TASK TO COMPLETE
Sort through the data and copy the lines holding the word "اموال".

RECORDS TO USE

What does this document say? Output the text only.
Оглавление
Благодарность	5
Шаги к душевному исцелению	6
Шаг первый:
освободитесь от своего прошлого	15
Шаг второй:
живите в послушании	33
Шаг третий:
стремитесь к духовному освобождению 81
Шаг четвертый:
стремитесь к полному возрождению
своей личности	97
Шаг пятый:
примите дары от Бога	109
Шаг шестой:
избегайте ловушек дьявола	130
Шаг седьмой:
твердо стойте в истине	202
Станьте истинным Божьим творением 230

...

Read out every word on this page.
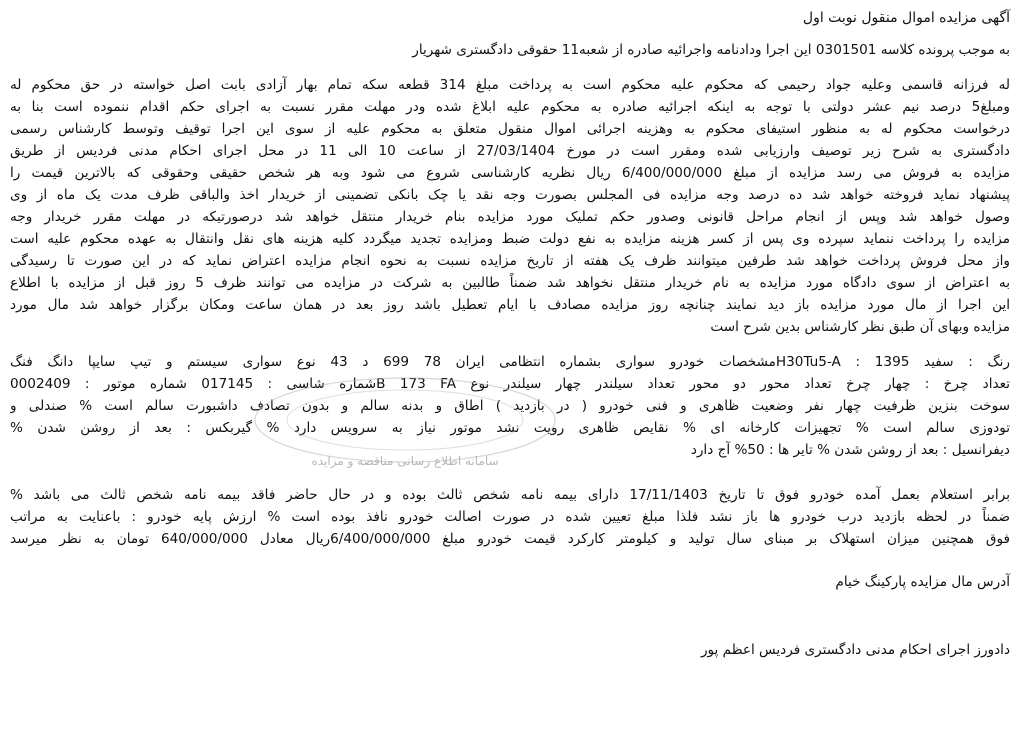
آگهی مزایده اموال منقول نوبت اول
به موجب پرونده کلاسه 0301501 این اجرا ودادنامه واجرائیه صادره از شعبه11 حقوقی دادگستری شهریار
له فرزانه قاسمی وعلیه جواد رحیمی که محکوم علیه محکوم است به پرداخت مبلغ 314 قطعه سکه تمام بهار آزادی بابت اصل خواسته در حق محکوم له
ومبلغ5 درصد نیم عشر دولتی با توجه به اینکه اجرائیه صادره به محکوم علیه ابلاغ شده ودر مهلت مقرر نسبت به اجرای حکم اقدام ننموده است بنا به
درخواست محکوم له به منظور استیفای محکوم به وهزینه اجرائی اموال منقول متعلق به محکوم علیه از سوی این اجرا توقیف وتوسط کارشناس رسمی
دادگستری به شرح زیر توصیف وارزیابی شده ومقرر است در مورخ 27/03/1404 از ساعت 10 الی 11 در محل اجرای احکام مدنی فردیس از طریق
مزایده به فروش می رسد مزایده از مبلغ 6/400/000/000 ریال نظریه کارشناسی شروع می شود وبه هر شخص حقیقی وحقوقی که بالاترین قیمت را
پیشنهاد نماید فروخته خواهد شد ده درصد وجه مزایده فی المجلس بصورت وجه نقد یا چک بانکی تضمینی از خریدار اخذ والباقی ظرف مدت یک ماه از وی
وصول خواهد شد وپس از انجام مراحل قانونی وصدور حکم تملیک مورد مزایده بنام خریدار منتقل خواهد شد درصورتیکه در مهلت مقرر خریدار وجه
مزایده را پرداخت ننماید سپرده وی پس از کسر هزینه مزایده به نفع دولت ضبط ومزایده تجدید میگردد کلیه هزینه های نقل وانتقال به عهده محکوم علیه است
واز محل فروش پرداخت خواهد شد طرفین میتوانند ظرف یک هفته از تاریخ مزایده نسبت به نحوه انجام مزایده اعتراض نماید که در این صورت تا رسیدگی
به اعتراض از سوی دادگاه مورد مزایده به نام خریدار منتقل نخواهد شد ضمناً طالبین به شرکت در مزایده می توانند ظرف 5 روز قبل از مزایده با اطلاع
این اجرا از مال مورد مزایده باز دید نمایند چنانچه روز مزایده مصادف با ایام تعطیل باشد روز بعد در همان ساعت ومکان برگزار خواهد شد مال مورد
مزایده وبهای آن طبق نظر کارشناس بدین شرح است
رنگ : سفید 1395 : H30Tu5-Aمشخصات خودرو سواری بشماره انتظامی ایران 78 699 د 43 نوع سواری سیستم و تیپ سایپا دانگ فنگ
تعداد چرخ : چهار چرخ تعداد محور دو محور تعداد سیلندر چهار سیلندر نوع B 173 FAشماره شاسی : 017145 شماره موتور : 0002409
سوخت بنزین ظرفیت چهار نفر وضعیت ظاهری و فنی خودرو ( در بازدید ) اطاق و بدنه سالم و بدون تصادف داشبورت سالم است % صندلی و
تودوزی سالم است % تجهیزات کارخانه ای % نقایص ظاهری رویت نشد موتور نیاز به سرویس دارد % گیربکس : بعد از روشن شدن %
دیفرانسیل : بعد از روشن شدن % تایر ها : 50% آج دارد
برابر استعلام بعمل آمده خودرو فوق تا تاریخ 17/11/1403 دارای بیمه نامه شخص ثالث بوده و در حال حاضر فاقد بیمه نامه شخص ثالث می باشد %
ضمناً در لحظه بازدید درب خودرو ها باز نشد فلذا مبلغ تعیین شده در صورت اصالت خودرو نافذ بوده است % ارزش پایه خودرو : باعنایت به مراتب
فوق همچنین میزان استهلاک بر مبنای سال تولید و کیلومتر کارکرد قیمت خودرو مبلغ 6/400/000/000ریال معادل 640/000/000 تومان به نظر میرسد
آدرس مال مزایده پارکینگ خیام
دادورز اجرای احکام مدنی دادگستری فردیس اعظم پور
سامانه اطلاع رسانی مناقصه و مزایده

RESULT BELOW
آگهی مزایده اموال منقول نوبت اول
درخواست محکوم له به منظور استیفای محکوم به وهزینه اجرائی اموال منقول متعلق به محکوم علیه از سوی این اجرا توقیف وتوسط کارشناس رسمی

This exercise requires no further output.